:: Data provided
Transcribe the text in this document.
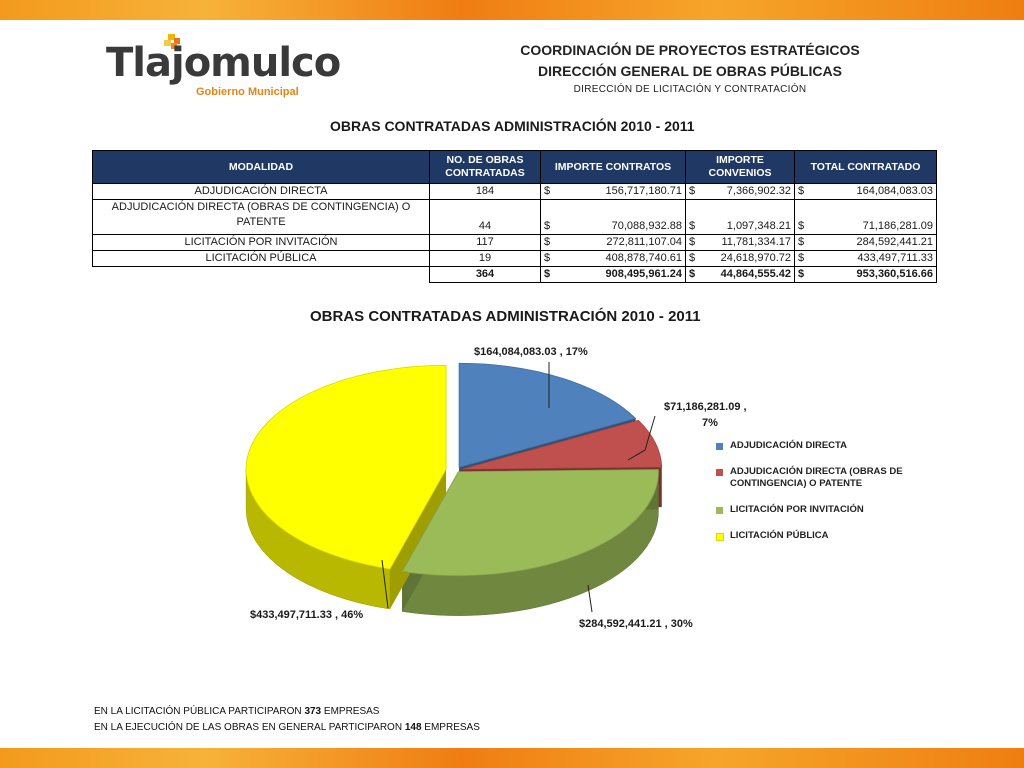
Tlajomulco
Gobierno Municipal
COORDINACIÓN DE PROYECTOS ESTRATÉGICOS
DIRECCIÓN GENERAL DE OBRAS PÚBLICAS
DIRECCIÓN DE LICITACIÓN Y CONTRATACIÓN
OBRAS CONTRATADAS ADMINISTRACIÓN 2010 - 2011
MODALIDAD	NO. DE OBRAS CONTRATADAS	IMPORTE CONTRATOS	IMPORTE CONVENIOS	TOTAL CONTRATADO
ADJUDICACIÓN DIRECTA	184	$ 156,717,180.71	$ 7,366,902.32	$ 164,084,083.03

ADJUDICACIÓN DIRECTA (OBRAS DE CONTINGENCIA) O PATENTE	44	$ 70,088,932.88	$ 1,097,348.21	$ 71,186,281.09

LICITACIÓN POR INVITACIÓN	117	$ 272,811,107.04	$ 11,781,334.17	$ 284,592,441.21

LICITACIÓN PÚBLICA	19	$ 408,878,740.61	$ 24,618,970.72	$ 433,497,711.33

	364	$ 908,495,961.24	$ 44,864,555.42	$ 953,360,516.66
OBRAS CONTRATADAS ADMINISTRACIÓN 2010 - 2011
$164,084,083.03 , 17%
$71,186,281.09 ,
7%
$284,592,441.21 , 30%
$433,497,711.33 , 46%
ADJUDICACIÓN DIRECTA
ADJUDICACIÓN DIRECTA (OBRAS DE CONTINGENCIA) O PATENTE
LICITACIÓN POR INVITACIÓN
LICITACIÓN PÚBLICA
EN LA LICITACIÓN PÚBLICA PARTICIPARON 373 EMPRESAS
EN LA EJECUCIÓN DE LAS OBRAS EN GENERAL PARTICIPARON 148 EMPRESAS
::::
Instruction
Report how many lines of the records above contain the word "LICITACIÓN", giving only the number.

Task output
6